### What is needed
Among the records that follow, count the lines with the string "color"; report only that count.

### Input for this task
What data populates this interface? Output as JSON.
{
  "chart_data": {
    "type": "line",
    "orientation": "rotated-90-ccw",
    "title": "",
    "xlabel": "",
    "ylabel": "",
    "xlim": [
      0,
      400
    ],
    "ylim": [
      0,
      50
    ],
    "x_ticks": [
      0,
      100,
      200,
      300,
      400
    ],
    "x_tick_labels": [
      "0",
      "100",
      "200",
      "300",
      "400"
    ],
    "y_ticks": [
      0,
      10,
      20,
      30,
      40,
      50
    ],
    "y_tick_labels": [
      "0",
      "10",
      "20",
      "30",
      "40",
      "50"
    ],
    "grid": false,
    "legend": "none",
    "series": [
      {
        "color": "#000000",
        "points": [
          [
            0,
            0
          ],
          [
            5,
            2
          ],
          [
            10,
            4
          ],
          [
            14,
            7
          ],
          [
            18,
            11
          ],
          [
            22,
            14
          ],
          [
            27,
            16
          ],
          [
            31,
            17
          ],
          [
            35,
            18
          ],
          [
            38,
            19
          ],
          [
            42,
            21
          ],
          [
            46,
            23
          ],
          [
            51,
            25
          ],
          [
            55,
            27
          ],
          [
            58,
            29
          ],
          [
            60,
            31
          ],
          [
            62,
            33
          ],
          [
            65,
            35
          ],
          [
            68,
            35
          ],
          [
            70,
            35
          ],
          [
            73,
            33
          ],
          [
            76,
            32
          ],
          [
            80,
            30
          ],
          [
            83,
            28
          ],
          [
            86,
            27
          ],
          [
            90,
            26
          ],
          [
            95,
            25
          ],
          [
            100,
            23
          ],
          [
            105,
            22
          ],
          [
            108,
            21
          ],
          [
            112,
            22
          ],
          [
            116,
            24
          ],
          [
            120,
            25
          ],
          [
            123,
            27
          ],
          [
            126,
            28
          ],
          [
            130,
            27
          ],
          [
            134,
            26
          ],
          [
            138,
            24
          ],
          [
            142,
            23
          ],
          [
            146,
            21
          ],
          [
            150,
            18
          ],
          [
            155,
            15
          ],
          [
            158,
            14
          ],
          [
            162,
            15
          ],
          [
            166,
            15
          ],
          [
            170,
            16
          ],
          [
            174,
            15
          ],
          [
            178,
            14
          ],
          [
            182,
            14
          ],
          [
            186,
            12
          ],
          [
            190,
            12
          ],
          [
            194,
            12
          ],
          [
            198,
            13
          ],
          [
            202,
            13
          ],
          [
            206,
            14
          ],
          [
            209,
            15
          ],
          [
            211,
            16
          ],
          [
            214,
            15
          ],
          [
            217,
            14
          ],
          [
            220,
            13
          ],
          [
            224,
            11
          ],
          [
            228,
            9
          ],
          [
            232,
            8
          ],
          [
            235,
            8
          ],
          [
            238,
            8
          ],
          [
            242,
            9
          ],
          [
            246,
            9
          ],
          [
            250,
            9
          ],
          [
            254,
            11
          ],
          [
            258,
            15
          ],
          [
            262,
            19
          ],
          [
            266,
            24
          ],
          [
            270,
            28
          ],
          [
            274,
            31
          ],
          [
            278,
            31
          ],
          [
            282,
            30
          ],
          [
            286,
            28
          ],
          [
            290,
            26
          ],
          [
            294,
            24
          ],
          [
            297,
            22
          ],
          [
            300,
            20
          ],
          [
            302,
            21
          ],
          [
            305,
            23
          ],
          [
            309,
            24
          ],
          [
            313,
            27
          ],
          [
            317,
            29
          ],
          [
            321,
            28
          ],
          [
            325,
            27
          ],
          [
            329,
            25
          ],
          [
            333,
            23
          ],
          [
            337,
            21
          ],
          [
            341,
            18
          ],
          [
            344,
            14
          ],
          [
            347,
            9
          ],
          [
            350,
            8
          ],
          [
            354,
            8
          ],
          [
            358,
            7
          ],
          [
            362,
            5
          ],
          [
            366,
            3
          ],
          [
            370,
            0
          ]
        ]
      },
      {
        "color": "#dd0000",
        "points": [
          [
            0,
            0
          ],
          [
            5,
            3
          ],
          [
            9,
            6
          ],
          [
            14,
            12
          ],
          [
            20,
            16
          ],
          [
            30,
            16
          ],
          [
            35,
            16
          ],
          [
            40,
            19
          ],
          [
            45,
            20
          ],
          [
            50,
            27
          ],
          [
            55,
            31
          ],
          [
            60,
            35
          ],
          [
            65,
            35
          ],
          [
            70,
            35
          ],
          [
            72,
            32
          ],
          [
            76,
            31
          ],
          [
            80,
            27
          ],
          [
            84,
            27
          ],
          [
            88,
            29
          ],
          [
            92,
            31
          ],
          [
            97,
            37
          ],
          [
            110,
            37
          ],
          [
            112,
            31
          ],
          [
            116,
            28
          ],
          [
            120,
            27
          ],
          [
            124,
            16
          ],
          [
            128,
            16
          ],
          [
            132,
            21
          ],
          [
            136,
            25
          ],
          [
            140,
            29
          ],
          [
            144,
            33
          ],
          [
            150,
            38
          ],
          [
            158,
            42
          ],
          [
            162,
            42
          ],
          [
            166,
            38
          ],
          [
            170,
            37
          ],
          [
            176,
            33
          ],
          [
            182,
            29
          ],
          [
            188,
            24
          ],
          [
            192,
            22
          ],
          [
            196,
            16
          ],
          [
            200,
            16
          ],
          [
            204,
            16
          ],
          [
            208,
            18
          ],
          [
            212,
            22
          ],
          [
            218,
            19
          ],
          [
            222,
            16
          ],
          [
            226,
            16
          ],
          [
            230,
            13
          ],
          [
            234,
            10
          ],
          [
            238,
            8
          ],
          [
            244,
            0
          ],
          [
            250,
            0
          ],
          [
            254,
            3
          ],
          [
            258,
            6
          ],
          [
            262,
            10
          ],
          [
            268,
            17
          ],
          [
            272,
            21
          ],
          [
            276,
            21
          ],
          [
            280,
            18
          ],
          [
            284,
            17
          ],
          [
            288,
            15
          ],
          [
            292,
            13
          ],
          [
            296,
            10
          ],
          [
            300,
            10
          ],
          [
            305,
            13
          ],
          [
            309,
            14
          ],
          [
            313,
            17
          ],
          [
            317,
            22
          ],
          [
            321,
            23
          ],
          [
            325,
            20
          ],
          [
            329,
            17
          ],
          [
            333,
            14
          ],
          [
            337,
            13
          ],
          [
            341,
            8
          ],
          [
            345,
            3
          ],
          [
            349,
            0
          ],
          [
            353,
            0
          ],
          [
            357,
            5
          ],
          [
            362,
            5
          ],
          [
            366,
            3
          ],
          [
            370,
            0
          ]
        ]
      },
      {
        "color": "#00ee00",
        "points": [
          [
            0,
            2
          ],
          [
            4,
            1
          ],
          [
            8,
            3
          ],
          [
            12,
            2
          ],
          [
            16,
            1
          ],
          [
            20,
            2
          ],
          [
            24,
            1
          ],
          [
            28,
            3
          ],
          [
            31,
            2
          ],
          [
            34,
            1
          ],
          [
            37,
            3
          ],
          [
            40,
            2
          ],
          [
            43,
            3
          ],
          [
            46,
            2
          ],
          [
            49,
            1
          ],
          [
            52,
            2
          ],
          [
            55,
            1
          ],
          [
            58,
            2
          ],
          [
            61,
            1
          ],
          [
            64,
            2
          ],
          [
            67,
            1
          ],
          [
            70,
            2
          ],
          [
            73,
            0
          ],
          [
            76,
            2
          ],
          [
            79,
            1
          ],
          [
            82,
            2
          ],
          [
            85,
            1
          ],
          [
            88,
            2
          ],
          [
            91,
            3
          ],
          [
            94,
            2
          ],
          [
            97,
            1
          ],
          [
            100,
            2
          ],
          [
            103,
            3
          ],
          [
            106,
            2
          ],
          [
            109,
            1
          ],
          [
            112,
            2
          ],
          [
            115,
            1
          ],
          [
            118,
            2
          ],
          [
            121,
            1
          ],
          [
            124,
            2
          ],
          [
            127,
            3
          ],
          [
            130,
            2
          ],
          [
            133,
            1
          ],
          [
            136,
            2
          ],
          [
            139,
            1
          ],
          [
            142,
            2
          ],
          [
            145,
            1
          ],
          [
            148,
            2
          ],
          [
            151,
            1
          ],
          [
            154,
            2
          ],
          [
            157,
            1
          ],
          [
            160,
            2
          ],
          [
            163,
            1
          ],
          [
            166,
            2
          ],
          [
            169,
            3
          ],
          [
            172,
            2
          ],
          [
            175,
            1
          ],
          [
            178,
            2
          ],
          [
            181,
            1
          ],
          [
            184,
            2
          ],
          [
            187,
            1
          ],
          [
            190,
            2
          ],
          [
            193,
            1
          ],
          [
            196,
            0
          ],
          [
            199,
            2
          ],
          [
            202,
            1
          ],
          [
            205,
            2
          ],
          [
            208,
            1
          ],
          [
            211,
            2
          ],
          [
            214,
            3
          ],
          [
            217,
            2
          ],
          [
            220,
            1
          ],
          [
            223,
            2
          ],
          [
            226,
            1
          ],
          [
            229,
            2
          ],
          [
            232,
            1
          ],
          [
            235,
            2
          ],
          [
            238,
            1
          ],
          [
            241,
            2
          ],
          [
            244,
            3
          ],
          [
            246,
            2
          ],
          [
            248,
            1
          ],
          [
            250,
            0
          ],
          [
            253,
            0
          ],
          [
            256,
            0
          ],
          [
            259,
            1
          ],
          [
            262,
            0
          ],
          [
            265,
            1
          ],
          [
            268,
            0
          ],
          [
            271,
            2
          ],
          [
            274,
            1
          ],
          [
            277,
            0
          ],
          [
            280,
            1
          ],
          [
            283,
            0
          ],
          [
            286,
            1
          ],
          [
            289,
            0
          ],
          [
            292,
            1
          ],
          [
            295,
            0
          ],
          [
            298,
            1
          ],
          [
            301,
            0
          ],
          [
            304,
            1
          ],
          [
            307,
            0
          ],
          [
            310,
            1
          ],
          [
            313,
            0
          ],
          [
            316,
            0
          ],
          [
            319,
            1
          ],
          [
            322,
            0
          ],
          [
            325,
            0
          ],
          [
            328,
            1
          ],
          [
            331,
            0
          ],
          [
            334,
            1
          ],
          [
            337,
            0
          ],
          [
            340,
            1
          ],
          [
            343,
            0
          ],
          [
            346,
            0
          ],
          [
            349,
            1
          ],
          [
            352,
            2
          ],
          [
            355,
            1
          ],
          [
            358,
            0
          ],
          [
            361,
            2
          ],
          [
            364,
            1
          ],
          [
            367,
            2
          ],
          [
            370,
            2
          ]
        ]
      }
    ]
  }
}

### Result below
3